Data for processing:
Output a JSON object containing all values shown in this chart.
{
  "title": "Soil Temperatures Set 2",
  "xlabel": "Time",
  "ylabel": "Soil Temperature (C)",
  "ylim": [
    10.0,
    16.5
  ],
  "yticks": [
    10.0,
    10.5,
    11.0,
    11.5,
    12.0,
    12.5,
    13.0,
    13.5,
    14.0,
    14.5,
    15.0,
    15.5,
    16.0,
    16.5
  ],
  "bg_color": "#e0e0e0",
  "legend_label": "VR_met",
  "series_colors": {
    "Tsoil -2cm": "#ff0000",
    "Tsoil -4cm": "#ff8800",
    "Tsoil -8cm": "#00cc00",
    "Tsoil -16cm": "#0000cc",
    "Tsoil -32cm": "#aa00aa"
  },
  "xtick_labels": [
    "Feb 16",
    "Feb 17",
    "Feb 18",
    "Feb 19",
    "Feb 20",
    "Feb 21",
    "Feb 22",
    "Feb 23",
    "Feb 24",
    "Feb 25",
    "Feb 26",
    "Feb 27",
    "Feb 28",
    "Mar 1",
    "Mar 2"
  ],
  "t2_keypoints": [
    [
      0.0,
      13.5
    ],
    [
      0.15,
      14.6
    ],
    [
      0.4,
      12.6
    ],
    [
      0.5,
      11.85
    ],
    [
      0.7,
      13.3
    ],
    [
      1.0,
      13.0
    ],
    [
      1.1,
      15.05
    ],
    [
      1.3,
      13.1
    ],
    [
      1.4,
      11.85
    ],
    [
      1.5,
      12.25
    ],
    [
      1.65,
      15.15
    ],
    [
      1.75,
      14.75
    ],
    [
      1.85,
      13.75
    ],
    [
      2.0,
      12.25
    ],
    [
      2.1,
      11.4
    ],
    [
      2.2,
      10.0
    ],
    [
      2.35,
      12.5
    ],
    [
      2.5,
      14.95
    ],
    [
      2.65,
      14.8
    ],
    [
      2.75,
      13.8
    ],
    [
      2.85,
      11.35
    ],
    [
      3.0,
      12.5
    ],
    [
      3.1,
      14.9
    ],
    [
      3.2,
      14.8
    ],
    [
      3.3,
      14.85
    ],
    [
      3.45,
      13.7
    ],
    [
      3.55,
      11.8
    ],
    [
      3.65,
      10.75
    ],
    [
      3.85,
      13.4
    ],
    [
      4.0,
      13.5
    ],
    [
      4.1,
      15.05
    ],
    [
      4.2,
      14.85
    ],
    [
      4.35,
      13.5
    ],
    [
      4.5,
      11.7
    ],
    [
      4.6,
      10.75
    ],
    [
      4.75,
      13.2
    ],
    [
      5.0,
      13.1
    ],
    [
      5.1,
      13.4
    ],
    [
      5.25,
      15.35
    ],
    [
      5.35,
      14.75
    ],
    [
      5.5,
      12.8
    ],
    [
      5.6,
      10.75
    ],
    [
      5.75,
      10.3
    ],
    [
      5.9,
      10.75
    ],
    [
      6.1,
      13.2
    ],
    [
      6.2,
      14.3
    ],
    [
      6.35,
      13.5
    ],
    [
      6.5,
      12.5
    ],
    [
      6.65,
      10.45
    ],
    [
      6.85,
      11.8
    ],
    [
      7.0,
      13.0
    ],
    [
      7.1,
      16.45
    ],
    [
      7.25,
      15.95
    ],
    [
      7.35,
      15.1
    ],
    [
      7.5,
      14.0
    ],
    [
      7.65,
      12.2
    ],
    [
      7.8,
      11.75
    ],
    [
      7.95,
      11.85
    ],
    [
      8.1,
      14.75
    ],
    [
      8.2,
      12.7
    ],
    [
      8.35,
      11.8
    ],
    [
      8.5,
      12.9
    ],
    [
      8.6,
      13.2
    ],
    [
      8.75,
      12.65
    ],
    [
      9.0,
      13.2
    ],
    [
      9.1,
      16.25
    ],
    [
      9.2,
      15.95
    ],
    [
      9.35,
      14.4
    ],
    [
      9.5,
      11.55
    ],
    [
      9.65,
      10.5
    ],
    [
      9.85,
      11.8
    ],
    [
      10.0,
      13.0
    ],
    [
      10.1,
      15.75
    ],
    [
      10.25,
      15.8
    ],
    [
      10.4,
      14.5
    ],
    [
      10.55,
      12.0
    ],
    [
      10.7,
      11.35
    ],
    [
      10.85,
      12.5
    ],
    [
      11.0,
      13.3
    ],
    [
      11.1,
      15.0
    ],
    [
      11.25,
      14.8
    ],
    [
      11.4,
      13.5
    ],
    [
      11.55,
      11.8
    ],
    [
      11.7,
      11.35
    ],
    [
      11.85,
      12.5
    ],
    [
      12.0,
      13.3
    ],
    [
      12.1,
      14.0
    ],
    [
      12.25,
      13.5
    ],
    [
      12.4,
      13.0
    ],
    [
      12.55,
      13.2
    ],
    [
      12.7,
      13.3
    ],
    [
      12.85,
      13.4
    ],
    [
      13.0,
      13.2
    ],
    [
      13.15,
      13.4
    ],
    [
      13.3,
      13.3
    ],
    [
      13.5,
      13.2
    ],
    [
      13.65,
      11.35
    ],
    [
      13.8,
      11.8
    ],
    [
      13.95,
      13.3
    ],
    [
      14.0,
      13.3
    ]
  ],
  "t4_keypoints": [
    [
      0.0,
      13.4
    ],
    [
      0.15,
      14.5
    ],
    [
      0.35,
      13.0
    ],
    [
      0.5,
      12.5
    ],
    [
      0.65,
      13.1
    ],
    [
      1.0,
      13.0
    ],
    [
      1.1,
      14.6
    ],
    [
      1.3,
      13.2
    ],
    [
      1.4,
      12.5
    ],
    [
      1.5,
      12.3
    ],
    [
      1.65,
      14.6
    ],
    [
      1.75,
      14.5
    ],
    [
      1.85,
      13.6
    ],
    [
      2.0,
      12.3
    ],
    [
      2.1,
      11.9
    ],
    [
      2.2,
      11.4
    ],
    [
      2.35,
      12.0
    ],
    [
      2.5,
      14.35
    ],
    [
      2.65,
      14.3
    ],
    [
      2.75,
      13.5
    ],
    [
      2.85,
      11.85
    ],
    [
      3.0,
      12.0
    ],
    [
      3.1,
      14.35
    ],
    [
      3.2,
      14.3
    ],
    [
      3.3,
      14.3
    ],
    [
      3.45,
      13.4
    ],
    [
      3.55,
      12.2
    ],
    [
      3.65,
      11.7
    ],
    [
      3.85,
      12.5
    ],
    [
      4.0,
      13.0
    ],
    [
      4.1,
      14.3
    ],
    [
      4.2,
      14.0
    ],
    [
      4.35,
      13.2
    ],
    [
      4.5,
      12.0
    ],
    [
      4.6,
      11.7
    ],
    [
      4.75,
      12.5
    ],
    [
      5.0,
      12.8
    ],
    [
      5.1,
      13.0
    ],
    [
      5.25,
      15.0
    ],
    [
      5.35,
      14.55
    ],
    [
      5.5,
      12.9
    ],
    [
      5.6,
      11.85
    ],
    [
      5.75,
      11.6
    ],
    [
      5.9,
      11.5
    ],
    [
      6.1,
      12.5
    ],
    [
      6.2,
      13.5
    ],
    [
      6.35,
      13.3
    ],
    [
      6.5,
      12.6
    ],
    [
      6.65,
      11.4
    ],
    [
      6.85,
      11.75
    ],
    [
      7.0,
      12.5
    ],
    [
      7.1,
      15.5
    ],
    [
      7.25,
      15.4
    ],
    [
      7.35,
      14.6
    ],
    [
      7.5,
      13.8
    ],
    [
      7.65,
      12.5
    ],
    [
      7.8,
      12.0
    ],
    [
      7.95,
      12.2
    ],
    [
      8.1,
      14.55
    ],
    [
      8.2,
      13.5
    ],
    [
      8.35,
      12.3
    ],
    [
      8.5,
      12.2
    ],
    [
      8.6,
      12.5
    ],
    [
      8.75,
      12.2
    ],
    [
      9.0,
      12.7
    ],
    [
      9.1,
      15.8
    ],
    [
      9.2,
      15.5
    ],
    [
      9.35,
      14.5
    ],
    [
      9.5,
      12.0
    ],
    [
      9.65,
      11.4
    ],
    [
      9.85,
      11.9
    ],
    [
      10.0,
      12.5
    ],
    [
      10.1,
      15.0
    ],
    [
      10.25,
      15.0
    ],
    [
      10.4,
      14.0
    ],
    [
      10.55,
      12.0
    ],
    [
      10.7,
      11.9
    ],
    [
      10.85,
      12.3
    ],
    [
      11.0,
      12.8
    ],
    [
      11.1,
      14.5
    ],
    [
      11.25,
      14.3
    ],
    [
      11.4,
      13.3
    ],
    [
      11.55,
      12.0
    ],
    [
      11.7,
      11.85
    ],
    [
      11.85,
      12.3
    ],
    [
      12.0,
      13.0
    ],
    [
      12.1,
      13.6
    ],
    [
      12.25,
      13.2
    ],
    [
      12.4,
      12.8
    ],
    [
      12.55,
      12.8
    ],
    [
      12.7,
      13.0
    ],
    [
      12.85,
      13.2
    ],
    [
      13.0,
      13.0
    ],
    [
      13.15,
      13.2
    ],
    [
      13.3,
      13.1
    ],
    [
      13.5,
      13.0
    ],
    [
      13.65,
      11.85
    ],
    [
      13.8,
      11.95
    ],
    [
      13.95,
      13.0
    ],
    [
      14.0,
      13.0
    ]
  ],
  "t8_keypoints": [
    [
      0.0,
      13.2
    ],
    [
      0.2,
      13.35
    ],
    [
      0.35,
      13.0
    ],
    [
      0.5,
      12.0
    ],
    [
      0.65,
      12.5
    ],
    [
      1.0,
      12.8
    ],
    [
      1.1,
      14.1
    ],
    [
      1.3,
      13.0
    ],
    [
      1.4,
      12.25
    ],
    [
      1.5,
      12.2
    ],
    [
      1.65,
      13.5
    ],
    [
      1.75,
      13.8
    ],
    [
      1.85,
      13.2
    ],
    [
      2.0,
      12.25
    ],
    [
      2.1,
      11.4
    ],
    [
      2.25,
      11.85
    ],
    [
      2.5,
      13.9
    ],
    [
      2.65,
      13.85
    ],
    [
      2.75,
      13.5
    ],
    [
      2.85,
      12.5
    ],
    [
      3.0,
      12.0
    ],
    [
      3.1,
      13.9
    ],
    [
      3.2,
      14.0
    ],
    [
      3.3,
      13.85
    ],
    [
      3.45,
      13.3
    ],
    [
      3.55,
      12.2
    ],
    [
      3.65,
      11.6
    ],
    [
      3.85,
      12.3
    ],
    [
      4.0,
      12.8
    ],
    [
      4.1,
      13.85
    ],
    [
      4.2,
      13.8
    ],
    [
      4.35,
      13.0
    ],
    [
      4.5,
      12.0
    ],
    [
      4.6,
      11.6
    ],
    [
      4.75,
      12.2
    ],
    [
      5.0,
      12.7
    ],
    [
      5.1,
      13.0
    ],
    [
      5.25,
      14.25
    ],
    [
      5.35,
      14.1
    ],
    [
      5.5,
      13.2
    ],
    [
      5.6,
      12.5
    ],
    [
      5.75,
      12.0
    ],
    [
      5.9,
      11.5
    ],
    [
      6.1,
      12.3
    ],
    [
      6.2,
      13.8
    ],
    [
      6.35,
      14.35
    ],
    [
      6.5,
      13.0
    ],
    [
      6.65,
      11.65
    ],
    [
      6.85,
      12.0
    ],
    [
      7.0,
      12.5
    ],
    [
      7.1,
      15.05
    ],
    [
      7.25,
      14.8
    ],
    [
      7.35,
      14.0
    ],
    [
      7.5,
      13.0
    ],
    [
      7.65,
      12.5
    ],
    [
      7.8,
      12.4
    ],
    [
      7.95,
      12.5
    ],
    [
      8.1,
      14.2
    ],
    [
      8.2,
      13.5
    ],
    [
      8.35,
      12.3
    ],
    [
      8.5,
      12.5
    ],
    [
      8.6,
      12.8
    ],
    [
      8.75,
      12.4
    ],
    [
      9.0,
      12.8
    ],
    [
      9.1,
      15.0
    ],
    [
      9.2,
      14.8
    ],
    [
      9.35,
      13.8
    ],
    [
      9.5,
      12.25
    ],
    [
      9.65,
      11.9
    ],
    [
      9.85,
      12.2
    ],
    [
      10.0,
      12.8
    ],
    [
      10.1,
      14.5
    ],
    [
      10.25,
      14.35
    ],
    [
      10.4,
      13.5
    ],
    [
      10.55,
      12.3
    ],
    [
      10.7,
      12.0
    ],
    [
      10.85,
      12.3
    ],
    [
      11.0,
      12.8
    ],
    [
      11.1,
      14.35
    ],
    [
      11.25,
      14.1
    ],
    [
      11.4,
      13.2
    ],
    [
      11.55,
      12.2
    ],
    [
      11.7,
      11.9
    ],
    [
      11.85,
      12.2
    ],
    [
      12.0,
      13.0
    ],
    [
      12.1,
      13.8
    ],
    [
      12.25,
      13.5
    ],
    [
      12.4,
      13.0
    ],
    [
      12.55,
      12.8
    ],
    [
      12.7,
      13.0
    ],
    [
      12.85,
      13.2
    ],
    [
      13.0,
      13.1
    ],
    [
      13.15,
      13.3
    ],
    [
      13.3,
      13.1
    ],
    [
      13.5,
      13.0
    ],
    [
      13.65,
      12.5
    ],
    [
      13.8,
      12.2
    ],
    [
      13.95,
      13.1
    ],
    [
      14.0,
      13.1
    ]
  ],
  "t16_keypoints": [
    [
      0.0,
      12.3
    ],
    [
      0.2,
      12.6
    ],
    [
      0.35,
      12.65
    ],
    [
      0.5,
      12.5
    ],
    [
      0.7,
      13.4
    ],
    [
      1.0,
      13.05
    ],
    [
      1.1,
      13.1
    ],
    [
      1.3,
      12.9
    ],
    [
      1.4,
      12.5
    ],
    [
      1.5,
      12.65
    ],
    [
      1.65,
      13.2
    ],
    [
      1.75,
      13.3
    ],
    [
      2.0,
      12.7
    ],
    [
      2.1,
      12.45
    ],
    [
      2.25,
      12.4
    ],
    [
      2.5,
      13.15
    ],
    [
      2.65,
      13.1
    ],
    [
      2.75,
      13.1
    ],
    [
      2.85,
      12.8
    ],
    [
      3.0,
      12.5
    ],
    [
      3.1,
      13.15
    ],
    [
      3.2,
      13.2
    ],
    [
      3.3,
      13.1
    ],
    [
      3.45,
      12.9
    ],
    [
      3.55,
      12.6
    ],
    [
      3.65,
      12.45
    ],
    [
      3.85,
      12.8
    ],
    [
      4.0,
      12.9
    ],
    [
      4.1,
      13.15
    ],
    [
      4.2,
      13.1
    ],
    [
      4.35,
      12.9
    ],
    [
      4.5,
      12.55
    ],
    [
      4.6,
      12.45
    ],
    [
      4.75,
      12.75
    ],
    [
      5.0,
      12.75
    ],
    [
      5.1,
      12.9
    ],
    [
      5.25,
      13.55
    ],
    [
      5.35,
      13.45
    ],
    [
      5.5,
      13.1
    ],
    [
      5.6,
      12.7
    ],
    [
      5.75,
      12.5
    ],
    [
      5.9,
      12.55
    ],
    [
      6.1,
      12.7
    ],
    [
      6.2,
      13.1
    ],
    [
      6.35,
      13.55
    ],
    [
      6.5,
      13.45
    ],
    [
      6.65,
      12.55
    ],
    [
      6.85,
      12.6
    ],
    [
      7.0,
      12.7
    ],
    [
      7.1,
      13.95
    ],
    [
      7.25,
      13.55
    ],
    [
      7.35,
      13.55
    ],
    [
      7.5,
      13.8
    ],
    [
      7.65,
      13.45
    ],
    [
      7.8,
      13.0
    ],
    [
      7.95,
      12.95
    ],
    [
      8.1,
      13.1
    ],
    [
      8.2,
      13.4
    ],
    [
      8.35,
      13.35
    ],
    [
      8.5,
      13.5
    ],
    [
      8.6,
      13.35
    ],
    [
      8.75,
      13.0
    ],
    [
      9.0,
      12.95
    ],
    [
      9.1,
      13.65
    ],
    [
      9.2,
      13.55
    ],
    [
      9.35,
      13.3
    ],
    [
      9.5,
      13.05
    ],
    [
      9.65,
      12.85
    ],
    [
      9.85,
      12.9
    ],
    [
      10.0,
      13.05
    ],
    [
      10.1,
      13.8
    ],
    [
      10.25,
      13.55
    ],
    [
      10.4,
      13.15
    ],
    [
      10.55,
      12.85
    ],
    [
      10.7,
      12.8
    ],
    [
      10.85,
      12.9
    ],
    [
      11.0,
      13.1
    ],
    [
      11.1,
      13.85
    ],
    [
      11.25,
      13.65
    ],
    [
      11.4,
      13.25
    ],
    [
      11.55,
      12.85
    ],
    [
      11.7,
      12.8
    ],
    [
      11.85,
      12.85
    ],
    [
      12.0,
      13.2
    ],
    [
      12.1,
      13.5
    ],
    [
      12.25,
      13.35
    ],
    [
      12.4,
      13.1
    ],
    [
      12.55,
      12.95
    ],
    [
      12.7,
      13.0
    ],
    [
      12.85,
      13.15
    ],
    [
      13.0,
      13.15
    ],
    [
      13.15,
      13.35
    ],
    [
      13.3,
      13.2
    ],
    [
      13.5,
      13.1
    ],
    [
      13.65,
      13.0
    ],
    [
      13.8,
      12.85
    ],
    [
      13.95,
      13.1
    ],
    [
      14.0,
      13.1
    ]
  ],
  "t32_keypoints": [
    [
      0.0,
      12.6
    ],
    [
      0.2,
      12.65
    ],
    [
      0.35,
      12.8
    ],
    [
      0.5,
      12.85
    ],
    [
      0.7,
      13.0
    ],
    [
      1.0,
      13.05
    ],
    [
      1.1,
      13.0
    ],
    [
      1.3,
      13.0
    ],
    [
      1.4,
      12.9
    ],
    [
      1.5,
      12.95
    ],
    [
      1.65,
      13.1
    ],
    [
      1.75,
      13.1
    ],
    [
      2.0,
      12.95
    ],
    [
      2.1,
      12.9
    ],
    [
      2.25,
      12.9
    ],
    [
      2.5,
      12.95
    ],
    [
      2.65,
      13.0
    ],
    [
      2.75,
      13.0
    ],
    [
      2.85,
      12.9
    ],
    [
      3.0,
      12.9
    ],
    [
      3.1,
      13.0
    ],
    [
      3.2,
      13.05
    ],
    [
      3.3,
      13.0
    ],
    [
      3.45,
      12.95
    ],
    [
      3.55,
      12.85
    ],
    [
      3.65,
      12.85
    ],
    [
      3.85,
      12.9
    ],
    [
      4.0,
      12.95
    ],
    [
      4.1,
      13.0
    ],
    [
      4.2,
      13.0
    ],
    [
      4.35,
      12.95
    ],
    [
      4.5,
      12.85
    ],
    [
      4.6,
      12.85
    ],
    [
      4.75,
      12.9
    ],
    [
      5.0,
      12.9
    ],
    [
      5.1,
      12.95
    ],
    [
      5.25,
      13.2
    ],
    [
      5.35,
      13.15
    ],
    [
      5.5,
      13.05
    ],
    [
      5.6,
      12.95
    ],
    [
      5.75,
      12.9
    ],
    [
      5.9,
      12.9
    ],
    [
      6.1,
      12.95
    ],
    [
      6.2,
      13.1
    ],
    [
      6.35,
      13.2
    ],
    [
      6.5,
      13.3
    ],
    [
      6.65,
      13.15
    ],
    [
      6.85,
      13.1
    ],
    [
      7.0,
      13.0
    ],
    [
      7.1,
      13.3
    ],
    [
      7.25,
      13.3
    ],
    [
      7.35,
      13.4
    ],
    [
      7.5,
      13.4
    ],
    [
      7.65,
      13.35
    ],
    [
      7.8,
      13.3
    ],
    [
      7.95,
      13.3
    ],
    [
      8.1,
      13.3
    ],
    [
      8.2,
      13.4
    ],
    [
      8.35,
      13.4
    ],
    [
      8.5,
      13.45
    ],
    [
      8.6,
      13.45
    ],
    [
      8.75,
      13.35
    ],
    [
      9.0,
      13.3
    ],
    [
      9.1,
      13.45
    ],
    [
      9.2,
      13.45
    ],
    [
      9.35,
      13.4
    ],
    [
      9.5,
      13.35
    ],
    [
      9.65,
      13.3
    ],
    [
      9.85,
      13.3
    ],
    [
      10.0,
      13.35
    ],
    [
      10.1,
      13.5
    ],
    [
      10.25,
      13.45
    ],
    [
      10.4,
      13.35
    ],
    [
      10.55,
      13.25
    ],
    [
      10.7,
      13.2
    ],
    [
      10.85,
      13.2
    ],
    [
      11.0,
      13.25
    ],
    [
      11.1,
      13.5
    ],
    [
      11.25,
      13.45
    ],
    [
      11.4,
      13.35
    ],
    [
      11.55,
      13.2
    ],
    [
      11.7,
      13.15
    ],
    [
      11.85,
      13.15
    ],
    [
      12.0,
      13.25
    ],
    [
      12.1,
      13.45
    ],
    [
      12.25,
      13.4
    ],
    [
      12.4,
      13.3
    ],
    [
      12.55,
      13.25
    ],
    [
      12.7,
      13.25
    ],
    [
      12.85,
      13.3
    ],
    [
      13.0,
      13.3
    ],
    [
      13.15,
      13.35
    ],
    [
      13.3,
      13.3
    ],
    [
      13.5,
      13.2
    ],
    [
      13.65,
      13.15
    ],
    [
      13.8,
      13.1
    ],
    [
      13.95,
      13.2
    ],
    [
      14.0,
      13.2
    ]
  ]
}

Instructions to follow: Return each line where "Tsoil" shows up.

Task response:
    "Tsoil -2cm": "#ff0000",
    "Tsoil -4cm": "#ff8800",
    "Tsoil -8cm": "#00cc00",
    "Tsoil -16cm": "#0000cc",
    "Tsoil -32cm": "#aa00aa"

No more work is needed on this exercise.